(Records contained in a dataset)

#####

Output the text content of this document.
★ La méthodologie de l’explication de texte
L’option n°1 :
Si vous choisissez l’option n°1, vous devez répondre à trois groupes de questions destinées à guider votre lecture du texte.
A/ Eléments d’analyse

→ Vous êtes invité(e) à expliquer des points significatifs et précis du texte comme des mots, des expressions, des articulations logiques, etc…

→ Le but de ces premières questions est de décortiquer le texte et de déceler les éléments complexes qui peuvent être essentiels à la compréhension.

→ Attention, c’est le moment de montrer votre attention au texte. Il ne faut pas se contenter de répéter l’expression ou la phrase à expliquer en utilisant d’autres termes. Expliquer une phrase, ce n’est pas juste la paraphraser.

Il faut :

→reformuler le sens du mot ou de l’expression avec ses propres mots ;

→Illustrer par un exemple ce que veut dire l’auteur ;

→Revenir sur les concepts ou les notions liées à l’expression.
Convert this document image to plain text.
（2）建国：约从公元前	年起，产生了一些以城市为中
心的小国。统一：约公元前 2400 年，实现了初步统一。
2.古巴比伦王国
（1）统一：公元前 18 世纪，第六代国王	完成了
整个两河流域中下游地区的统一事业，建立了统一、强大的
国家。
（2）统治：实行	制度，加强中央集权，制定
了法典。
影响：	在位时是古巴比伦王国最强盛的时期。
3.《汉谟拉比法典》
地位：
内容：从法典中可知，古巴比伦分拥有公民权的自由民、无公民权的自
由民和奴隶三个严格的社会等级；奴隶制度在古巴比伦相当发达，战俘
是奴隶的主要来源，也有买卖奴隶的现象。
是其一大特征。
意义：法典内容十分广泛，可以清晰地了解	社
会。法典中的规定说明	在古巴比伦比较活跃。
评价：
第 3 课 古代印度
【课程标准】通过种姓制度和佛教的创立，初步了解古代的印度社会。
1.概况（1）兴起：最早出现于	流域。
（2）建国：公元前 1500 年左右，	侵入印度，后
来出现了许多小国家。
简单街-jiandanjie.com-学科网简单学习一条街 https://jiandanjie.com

#####

- [TASK]: Repeat the listing exactly, from its first line to its last.

- [FINISHED ANSWER]:
Output the text content of this document.
★ La méthodologie de l’explication de texte
L’option n°1 :
Si vous choisissez l’option n°1, vous devez répondre à trois groupes de questions destinées à guider votre lecture du texte.
A/ Eléments d’analyse

→ Vous êtes invité(e) à expliquer des points significatifs et précis du texte comme des mots, des expressions, des articulations logiques, etc…

→ Le but de ces premières questions est de décortiquer le texte et de déceler les éléments complexes qui peuvent être essentiels à la compréhension.

→ Attention, c’est le moment de montrer votre attention au texte. Il ne faut pas se contenter de répéter l’expression ou la phrase à expliquer en utilisant d’autres termes. Expliquer une phrase, ce n’est pas juste la paraphraser.

Il faut :

→reformuler le sens du mot ou de l’expression avec ses propres mots ;

→Illustrer par un exemple ce que veut dire l’auteur ;

→Revenir sur les concepts ou les notions liées à l’expression.
Convert this document image to plain text.
（2）建国：约从公元前	年起，产生了一些以城市为中
心的小国。统一：约公元前 2400 年，实现了初步统一。
2.古巴比伦王国
（1）统一：公元前 18 世纪，第六代国王	完成了
整个两河流域中下游地区的统一事业，建立了统一、强大的
国家。
（2）统治：实行	制度，加强中央集权，制定
了法典。
影响：	在位时是古巴比伦王国最强盛的时期。
3.《汉谟拉比法典》
地位：
内容：从法典中可知，古巴比伦分拥有公民权的自由民、无公民权的自
由民和奴隶三个严格的社会等级；奴隶制度在古巴比伦相当发达，战俘
是奴隶的主要来源，也有买卖奴隶的现象。
是其一大特征。
意义：法典内容十分广泛，可以清晰地了解	社
会。法典中的规定说明	在古巴比伦比较活跃。
评价：
第 3 课 古代印度
【课程标准】通过种姓制度和佛教的创立，初步了解古代的印度社会。
1.概况（1）兴起：最早出现于	流域。
（2）建国：公元前 1500 年左右，	侵入印度，后
来出现了许多小国家。
简单街-jiandanjie.com-学科网简单学习一条街 https://jiandanjie.com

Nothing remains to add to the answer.